From the entries below, copy every line that holds the word "glyph".
╭─ Given data
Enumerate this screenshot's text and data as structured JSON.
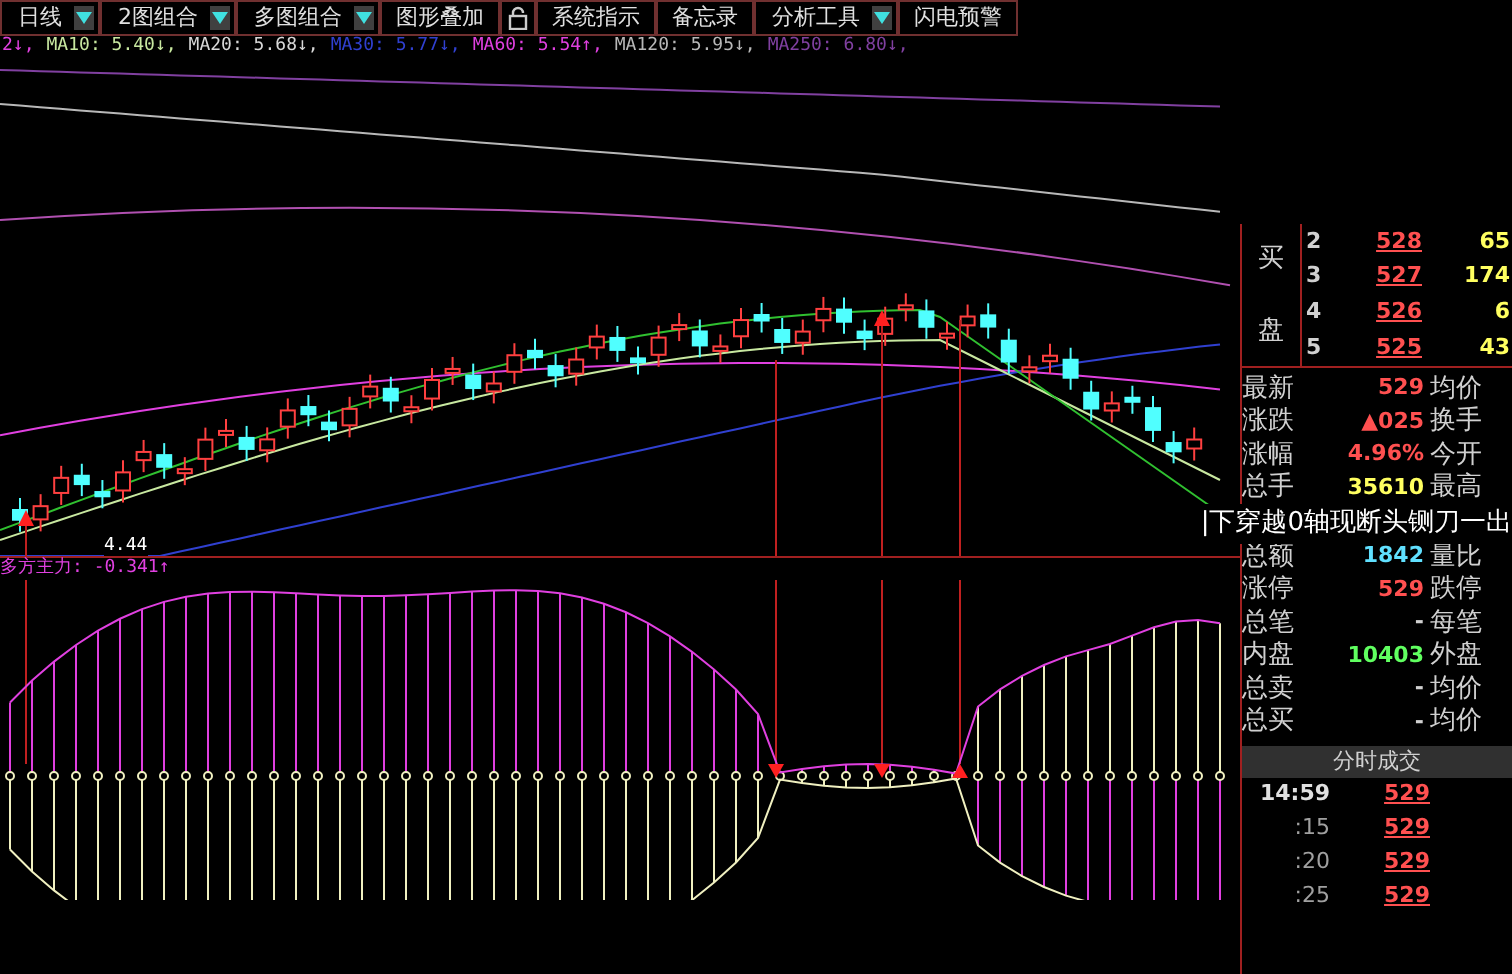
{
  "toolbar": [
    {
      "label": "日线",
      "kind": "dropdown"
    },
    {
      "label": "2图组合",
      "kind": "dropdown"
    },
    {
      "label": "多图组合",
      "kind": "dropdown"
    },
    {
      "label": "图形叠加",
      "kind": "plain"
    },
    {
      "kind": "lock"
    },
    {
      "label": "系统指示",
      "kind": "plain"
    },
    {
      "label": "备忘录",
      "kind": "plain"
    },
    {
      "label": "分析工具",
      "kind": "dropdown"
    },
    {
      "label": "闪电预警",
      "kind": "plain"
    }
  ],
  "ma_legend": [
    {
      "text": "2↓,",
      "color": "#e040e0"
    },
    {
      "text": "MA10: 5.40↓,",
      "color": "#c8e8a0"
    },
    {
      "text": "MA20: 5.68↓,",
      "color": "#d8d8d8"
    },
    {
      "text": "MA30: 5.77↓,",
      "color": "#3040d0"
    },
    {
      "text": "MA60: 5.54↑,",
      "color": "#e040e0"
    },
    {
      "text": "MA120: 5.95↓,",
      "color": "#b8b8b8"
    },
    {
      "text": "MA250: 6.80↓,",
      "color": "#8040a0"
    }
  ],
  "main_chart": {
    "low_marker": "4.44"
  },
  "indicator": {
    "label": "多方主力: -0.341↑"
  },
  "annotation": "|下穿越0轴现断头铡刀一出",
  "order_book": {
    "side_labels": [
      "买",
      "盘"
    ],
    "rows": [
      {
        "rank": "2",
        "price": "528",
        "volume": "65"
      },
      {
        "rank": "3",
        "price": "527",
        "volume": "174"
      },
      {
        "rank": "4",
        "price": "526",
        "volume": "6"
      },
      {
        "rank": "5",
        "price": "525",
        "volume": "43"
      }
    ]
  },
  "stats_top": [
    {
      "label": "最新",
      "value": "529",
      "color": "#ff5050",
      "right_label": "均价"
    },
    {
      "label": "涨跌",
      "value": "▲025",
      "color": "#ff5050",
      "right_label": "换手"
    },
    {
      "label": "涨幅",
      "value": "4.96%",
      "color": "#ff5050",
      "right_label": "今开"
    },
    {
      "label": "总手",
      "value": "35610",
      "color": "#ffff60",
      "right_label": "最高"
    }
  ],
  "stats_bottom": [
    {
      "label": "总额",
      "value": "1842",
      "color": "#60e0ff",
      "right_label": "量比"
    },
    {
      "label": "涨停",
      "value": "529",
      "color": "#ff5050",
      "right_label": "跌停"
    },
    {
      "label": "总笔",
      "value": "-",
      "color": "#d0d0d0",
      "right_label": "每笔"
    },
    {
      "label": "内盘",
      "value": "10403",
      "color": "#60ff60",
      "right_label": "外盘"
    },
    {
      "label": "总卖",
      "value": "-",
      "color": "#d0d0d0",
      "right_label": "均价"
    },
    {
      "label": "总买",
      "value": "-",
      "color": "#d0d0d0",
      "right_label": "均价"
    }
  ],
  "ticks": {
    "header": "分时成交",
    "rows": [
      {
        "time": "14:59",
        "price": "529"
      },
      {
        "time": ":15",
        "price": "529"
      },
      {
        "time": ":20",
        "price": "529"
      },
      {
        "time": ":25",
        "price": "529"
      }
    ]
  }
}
╰─
╭─ Given data
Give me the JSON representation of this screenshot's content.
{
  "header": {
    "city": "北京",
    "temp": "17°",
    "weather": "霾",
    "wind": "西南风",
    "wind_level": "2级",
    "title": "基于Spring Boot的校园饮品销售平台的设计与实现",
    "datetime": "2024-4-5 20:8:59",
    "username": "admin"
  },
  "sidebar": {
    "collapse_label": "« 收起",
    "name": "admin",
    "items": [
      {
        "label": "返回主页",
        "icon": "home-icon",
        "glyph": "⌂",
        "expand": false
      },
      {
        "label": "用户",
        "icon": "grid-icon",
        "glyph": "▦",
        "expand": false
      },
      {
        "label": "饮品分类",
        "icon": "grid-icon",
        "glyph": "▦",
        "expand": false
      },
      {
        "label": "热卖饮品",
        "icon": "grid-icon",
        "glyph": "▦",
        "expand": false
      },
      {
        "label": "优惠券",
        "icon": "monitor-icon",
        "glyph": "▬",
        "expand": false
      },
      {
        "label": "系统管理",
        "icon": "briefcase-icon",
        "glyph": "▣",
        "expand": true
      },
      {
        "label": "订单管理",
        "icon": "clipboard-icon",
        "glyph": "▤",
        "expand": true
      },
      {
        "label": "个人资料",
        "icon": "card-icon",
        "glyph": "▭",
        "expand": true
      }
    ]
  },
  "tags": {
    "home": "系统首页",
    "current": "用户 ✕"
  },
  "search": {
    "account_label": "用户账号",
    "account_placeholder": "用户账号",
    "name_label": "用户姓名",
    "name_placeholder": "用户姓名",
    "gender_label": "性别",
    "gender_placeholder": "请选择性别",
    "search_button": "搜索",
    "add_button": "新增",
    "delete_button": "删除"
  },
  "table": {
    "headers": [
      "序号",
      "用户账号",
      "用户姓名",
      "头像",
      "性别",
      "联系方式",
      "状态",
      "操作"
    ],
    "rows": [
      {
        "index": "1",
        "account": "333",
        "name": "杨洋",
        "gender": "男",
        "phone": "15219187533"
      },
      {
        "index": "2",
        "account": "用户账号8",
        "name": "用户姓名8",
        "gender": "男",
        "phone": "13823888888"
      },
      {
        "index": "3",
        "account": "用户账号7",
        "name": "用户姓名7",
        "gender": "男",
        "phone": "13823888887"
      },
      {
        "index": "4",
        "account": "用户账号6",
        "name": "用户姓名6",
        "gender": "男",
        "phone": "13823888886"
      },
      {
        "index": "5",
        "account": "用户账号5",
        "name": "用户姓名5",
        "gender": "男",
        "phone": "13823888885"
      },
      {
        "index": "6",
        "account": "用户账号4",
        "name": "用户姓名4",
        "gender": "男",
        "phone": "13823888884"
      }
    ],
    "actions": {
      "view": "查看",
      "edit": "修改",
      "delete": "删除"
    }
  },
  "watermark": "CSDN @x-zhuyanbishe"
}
╰─
#### Exercise response
        "glyph": "⌂",
        "glyph": "▦",
        "glyph": "▦",
        "glyph": "▦",
        "glyph": "▬",
        "glyph": "▣",
        "glyph": "▤",
        "glyph": "▭",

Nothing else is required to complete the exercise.